Source data
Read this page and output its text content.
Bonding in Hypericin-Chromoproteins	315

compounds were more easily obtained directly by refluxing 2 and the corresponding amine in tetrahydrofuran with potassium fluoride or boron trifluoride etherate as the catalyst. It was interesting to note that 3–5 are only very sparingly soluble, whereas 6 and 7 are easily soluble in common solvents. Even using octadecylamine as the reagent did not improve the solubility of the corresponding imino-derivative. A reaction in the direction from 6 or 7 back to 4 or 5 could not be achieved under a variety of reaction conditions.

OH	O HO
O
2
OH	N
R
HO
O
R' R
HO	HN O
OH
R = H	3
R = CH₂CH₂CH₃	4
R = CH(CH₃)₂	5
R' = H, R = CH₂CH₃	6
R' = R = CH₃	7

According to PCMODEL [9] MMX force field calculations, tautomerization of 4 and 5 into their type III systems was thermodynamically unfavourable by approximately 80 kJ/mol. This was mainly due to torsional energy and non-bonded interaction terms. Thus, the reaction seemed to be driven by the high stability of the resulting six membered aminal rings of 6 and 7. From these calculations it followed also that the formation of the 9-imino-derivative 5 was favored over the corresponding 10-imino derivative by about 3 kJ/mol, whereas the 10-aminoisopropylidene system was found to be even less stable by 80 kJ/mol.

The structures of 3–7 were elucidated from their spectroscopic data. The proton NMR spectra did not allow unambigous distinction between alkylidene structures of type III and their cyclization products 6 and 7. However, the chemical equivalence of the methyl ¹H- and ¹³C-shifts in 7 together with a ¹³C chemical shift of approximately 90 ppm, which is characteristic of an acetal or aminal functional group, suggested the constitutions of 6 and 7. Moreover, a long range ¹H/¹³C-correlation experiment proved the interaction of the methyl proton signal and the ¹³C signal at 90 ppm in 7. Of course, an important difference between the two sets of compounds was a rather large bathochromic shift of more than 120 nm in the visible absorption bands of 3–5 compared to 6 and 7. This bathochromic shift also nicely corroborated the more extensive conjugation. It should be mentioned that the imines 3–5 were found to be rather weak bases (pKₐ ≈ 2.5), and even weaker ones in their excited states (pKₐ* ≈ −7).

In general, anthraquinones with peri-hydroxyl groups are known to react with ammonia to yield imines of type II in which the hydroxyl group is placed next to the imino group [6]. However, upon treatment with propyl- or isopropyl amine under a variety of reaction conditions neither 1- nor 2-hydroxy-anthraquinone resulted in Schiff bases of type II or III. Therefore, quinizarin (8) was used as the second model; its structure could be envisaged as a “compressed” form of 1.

# Task to carry out:
Nothing in the records above may be left out; repeat them exactly.

# Reply:
Read this page and output its text content.
Bonding in Hypericin-Chromoproteins	315

compounds were more easily obtained directly by refluxing 2 and the corresponding amine in tetrahydrofuran with potassium fluoride or boron trifluoride etherate as the catalyst. It was interesting to note that 3–5 are only very sparingly soluble, whereas 6 and 7 are easily soluble in common solvents. Even using octadecylamine as the reagent did not improve the solubility of the corresponding imino-derivative. A reaction in the direction from 6 or 7 back to 4 or 5 could not be achieved under a variety of reaction conditions.

OH	O HO
O
2
OH	N
R
HO
O
R' R
HO	HN O
OH
R = H	3
R = CH₂CH₂CH₃	4
R = CH(CH₃)₂	5
R' = H, R = CH₂CH₃	6
R' = R = CH₃	7

According to PCMODEL [9] MMX force field calculations, tautomerization of 4 and 5 into their type III systems was thermodynamically unfavourable by approximately 80 kJ/mol. This was mainly due to torsional energy and non-bonded interaction terms. Thus, the reaction seemed to be driven by the high stability of the resulting six membered aminal rings of 6 and 7. From these calculations it followed also that the formation of the 9-imino-derivative 5 was favored over the corresponding 10-imino derivative by about 3 kJ/mol, whereas the 10-aminoisopropylidene system was found to be even less stable by 80 kJ/mol.

The structures of 3–7 were elucidated from their spectroscopic data. The proton NMR spectra did not allow unambigous distinction between alkylidene structures of type III and their cyclization products 6 and 7. However, the chemical equivalence of the methyl ¹H- and ¹³C-shifts in 7 together with a ¹³C chemical shift of approximately 90 ppm, which is characteristic of an acetal or aminal functional group, suggested the constitutions of 6 and 7. Moreover, a long range ¹H/¹³C-correlation experiment proved the interaction of the methyl proton signal and the ¹³C signal at 90 ppm in 7. Of course, an important difference between the two sets of compounds was a rather large bathochromic shift of more than 120 nm in the visible absorption bands of 3–5 compared to 6 and 7. This bathochromic shift also nicely corroborated the more extensive conjugation. It should be mentioned that the imines 3–5 were found to be rather weak bases (pKₐ ≈ 2.5), and even weaker ones in their excited states (pKₐ* ≈ −7).

In general, anthraquinones with peri-hydroxyl groups are known to react with ammonia to yield imines of type II in which the hydroxyl group is placed next to the imino group [6]. However, upon treatment with propyl- or isopropyl amine under a variety of reaction conditions neither 1- nor 2-hydroxy-anthraquinone resulted in Schiff bases of type II or III. Therefore, quinizarin (8) was used as the second model; its structure could be envisaged as a “compressed” form of 1.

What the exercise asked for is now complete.